**What is required**
Write out the whole listing word for word.

**Stored records**
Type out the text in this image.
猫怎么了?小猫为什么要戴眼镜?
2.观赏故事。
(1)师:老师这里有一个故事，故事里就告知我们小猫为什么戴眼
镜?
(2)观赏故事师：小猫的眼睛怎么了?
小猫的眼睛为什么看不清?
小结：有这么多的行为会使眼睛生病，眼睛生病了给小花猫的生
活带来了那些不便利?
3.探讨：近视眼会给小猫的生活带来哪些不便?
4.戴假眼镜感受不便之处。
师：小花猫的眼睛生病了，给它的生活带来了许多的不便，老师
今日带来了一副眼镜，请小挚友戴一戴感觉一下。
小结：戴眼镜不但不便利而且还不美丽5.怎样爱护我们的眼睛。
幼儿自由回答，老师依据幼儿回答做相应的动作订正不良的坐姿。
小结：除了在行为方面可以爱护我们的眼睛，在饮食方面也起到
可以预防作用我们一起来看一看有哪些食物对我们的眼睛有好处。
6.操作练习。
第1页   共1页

**Task output**
Type out the text in this image.
猫怎么了?小猫为什么要戴眼镜?
2.观赏故事。
(1)师:老师这里有一个故事，故事里就告知我们小猫为什么戴眼
镜?
(2)观赏故事师：小猫的眼睛怎么了?
小猫的眼睛为什么看不清?
小结：有这么多的行为会使眼睛生病，眼睛生病了给小花猫的生
活带来了那些不便利?
3.探讨：近视眼会给小猫的生活带来哪些不便?
4.戴假眼镜感受不便之处。
师：小花猫的眼睛生病了，给它的生活带来了许多的不便，老师
今日带来了一副眼镜，请小挚友戴一戴感觉一下。
小结：戴眼镜不但不便利而且还不美丽5.怎样爱护我们的眼睛。
幼儿自由回答，老师依据幼儿回答做相应的动作订正不良的坐姿。
小结：除了在行为方面可以爱护我们的眼睛，在饮食方面也起到
可以预防作用我们一起来看一看有哪些食物对我们的眼睛有好处。
6.操作练习。
第1页   共1页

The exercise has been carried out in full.